◆ **DIRECTION**: Return all entries word for word, but drop any images.

◆ **INPUT**:

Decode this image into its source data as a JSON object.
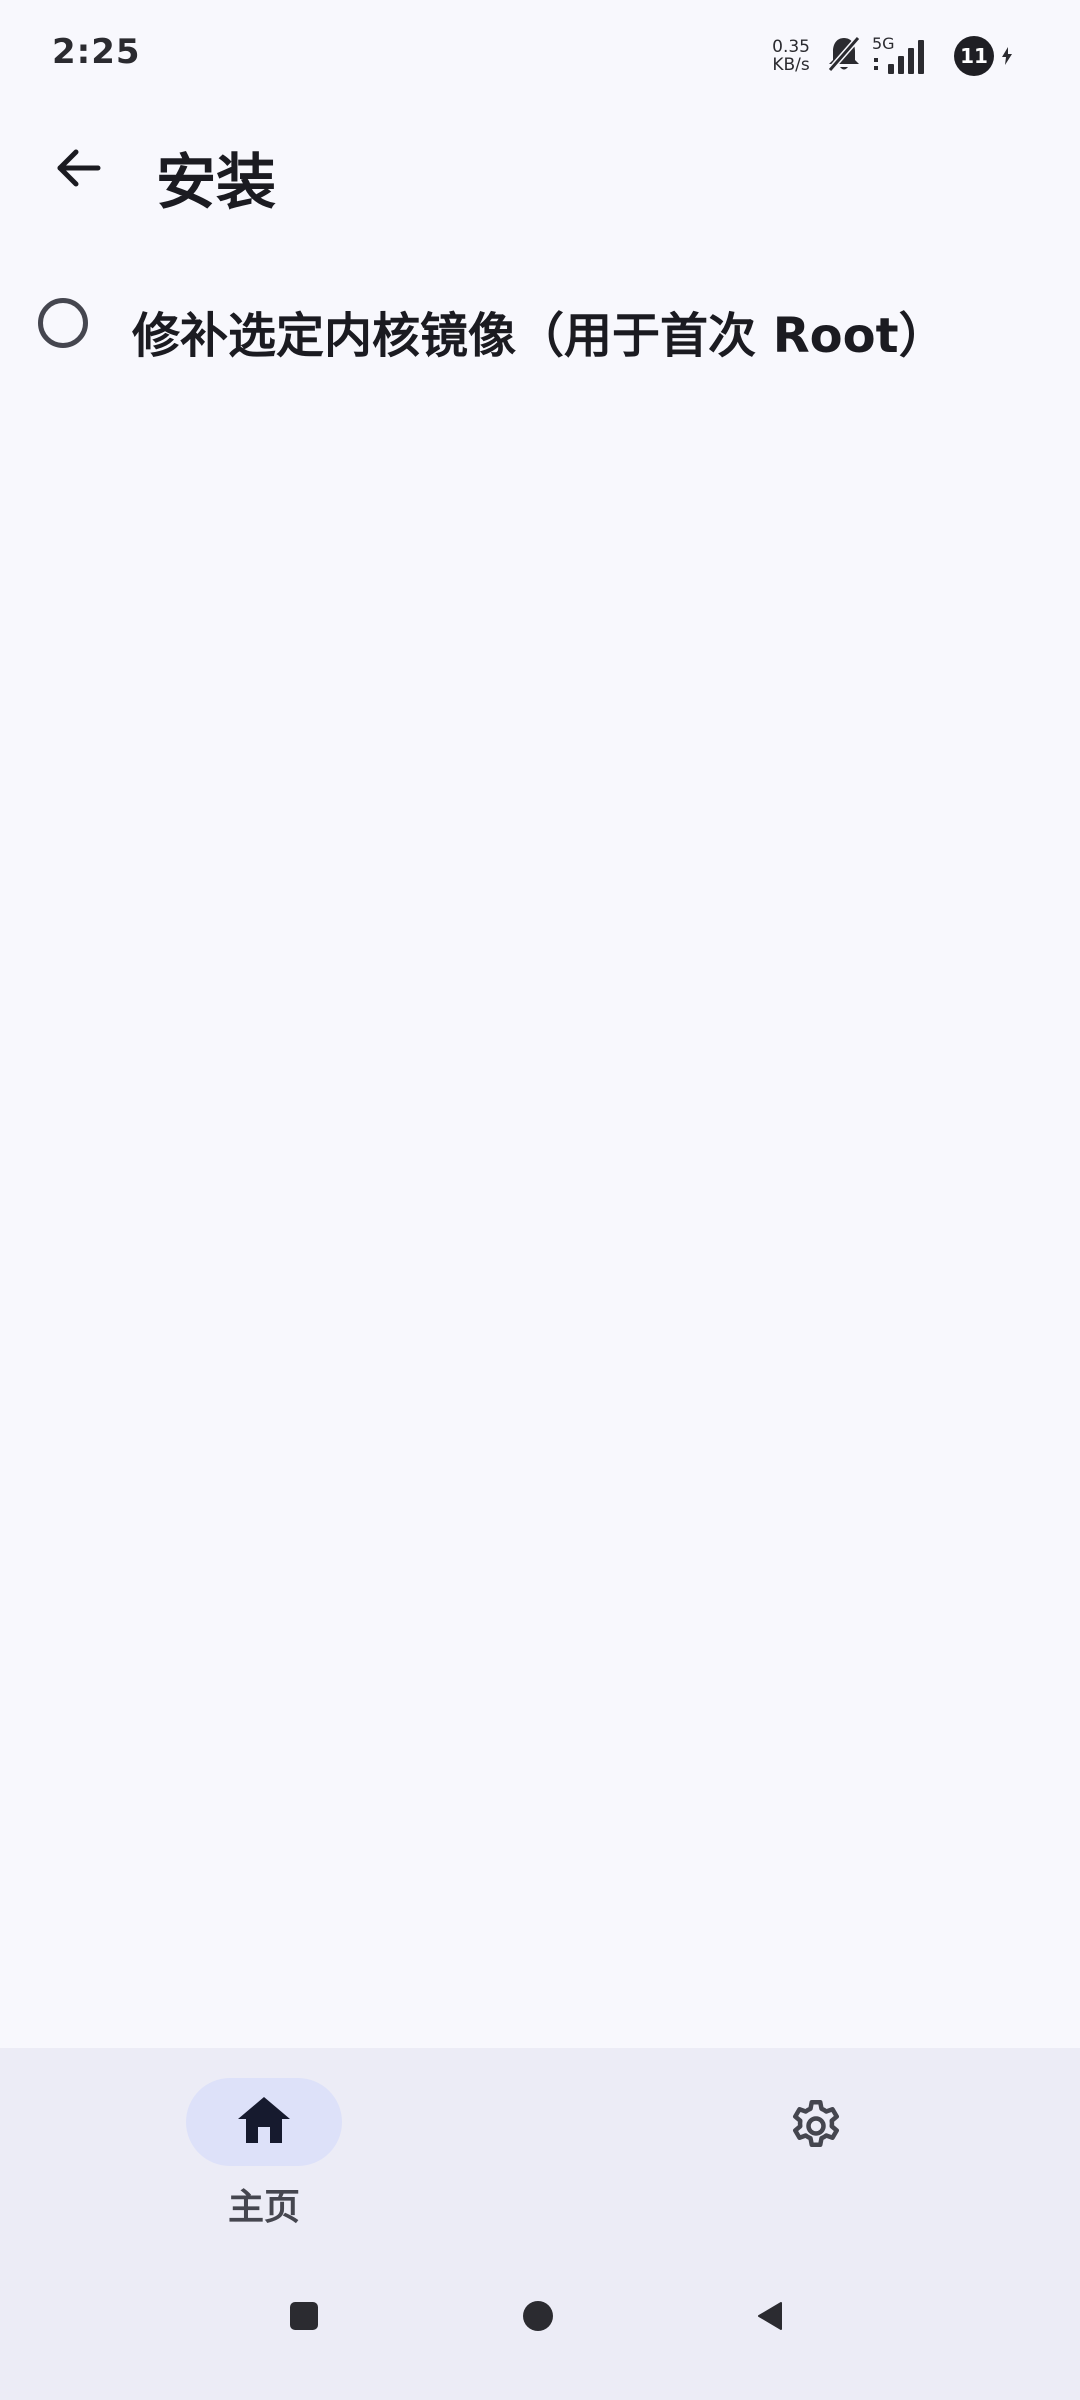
{
  "status_bar": {
    "time": "2:25",
    "net_speed_value": "0.35",
    "net_speed_unit": "KB/s",
    "network_type": "5G",
    "battery_level": "11",
    "icons": [
      "muted-bell-icon",
      "signal-icon",
      "battery-icon",
      "charging-icon"
    ]
  },
  "top_bar": {
    "title": "安装",
    "back_icon": "arrow-left-icon"
  },
  "options": [
    {
      "label": "修补选定内核镜像（用于首次 Root）",
      "selected": false
    }
  ],
  "bottom_nav": {
    "items": [
      {
        "label": "主页",
        "icon": "home-icon",
        "active": true
      },
      {
        "label": "",
        "icon": "gear-icon",
        "active": false
      }
    ]
  },
  "system_nav": {
    "icons": [
      "recents-icon",
      "home-circle-icon",
      "back-triangle-icon"
    ]
  },
  "colors": {
    "background": "#f8f8fd",
    "nav_background": "#ececf6",
    "active_pill": "#dde1f9",
    "text_primary": "#1b1b21",
    "text_secondary": "#45464f"
  }
}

◆ **TASK RESPONSE**:
Decode this image into its source data as a JSON object.
{
  "status_bar": {
    "time": "2:25",
    "net_speed_value": "0.35",
    "net_speed_unit": "KB/s",
    "network_type": "5G",
    "battery_level": "11",
    "icons": [
      "muted-bell-icon",
      "signal-icon",
      "battery-icon",
      "charging-icon"
    ]
  },
  "top_bar": {
    "title": "安装",
    "back_icon": "arrow-left-icon"
  },
  "options": [
    {
      "label": "修补选定内核镜像（用于首次 Root）",
      "selected": false
    }
  ],
  "bottom_nav": {
    "items": [
      {
        "label": "主页",
        "icon": "home-icon",
        "active": true
      },
      {
        "label": "",
        "icon": "gear-icon",
        "active": false
      }
    ]
  },
  "system_nav": {
    "icons": [
      "recents-icon",
      "home-circle-icon",
      "back-triangle-icon"
    ]
  },
  "colors": {
    "background": "#f8f8fd",
    "nav_background": "#ececf6",
    "active_pill": "#dde1f9",
    "text_primary": "#1b1b21",
    "text_secondary": "#45464f"
  }
}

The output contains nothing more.